### Records to use
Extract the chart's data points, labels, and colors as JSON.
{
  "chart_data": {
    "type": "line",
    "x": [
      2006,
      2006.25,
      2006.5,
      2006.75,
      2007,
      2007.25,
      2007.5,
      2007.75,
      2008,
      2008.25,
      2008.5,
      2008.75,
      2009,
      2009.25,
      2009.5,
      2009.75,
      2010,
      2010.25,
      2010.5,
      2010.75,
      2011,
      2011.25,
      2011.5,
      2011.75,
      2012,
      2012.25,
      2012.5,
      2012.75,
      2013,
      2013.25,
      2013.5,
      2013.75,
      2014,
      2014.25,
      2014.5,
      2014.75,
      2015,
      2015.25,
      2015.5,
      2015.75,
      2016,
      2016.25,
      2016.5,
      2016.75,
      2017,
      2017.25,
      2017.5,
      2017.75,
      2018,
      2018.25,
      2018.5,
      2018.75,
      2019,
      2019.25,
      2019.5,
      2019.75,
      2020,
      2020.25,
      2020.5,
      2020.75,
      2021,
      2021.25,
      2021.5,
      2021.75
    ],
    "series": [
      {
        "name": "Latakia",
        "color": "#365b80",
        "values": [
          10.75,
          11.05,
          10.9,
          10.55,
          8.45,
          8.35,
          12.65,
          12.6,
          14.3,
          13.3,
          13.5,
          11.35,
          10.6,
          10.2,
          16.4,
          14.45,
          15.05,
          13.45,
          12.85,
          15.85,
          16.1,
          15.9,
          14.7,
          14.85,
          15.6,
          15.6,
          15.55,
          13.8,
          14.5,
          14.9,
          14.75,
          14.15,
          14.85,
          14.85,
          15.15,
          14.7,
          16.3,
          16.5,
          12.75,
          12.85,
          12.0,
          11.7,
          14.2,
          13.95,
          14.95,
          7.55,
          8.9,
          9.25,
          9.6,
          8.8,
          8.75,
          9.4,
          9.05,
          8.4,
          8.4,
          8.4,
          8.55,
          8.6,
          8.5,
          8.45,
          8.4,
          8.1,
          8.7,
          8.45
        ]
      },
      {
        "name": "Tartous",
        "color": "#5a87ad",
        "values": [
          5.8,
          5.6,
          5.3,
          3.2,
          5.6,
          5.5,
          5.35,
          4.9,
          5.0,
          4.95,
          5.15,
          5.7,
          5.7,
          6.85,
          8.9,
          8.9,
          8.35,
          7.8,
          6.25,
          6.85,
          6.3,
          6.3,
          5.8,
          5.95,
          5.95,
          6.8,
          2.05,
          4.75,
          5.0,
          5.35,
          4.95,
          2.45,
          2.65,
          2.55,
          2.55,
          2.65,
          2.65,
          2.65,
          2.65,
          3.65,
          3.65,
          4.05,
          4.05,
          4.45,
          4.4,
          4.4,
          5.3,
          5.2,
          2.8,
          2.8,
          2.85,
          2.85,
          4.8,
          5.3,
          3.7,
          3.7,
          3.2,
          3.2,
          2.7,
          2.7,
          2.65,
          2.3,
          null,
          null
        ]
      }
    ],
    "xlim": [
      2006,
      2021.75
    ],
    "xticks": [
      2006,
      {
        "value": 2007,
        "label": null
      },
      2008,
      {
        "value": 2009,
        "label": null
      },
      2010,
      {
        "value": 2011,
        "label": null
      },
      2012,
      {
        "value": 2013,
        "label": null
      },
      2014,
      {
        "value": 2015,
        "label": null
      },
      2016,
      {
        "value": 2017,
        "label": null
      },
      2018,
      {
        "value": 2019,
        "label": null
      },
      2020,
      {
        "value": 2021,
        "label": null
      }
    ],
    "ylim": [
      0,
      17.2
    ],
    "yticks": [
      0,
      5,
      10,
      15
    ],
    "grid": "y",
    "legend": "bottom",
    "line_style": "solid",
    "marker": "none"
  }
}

### What this task involves
Reproduce all the records precisely.

### Task output
Extract the chart's data points, labels, and colors as JSON.
{
  "chart_data": {
    "type": "line",
    "x": [
      2006,
      2006.25,
      2006.5,
      2006.75,
      2007,
      2007.25,
      2007.5,
      2007.75,
      2008,
      2008.25,
      2008.5,
      2008.75,
      2009,
      2009.25,
      2009.5,
      2009.75,
      2010,
      2010.25,
      2010.5,
      2010.75,
      2011,
      2011.25,
      2011.5,
      2011.75,
      2012,
      2012.25,
      2012.5,
      2012.75,
      2013,
      2013.25,
      2013.5,
      2013.75,
      2014,
      2014.25,
      2014.5,
      2014.75,
      2015,
      2015.25,
      2015.5,
      2015.75,
      2016,
      2016.25,
      2016.5,
      2016.75,
      2017,
      2017.25,
      2017.5,
      2017.75,
      2018,
      2018.25,
      2018.5,
      2018.75,
      2019,
      2019.25,
      2019.5,
      2019.75,
      2020,
      2020.25,
      2020.5,
      2020.75,
      2021,
      2021.25,
      2021.5,
      2021.75
    ],
    "series": [
      {
        "name": "Latakia",
        "color": "#365b80",
        "values": [
          10.75,
          11.05,
          10.9,
          10.55,
          8.45,
          8.35,
          12.65,
          12.6,
          14.3,
          13.3,
          13.5,
          11.35,
          10.6,
          10.2,
          16.4,
          14.45,
          15.05,
          13.45,
          12.85,
          15.85,
          16.1,
          15.9,
          14.7,
          14.85,
          15.6,
          15.6,
          15.55,
          13.8,
          14.5,
          14.9,
          14.75,
          14.15,
          14.85,
          14.85,
          15.15,
          14.7,
          16.3,
          16.5,
          12.75,
          12.85,
          12.0,
          11.7,
          14.2,
          13.95,
          14.95,
          7.55,
          8.9,
          9.25,
          9.6,
          8.8,
          8.75,
          9.4,
          9.05,
          8.4,
          8.4,
          8.4,
          8.55,
          8.6,
          8.5,
          8.45,
          8.4,
          8.1,
          8.7,
          8.45
        ]
      },
      {
        "name": "Tartous",
        "color": "#5a87ad",
        "values": [
          5.8,
          5.6,
          5.3,
          3.2,
          5.6,
          5.5,
          5.35,
          4.9,
          5.0,
          4.95,
          5.15,
          5.7,
          5.7,
          6.85,
          8.9,
          8.9,
          8.35,
          7.8,
          6.25,
          6.85,
          6.3,
          6.3,
          5.8,
          5.95,
          5.95,
          6.8,
          2.05,
          4.75,
          5.0,
          5.35,
          4.95,
          2.45,
          2.65,
          2.55,
          2.55,
          2.65,
          2.65,
          2.65,
          2.65,
          3.65,
          3.65,
          4.05,
          4.05,
          4.45,
          4.4,
          4.4,
          5.3,
          5.2,
          2.8,
          2.8,
          2.85,
          2.85,
          4.8,
          5.3,
          3.7,
          3.7,
          3.2,
          3.2,
          2.7,
          2.7,
          2.65,
          2.3,
          null,
          null
        ]
      }
    ],
    "xlim": [
      2006,
      2021.75
    ],
    "xticks": [
      2006,
      {
        "value": 2007,
        "label": null
      },
      2008,
      {
        "value": 2009,
        "label": null
      },
      2010,
      {
        "value": 2011,
        "label": null
      },
      2012,
      {
        "value": 2013,
        "label": null
      },
      2014,
      {
        "value": 2015,
        "label": null
      },
      2016,
      {
        "value": 2017,
        "label": null
      },
      2018,
      {
        "value": 2019,
        "label": null
      },
      2020,
      {
        "value": 2021,
        "label": null
      }
    ],
    "ylim": [
      0,
      17.2
    ],
    "yticks": [
      0,
      5,
      10,
      15
    ],
    "grid": "y",
    "legend": "bottom",
    "line_style": "solid",
    "marker": "none"
  }
}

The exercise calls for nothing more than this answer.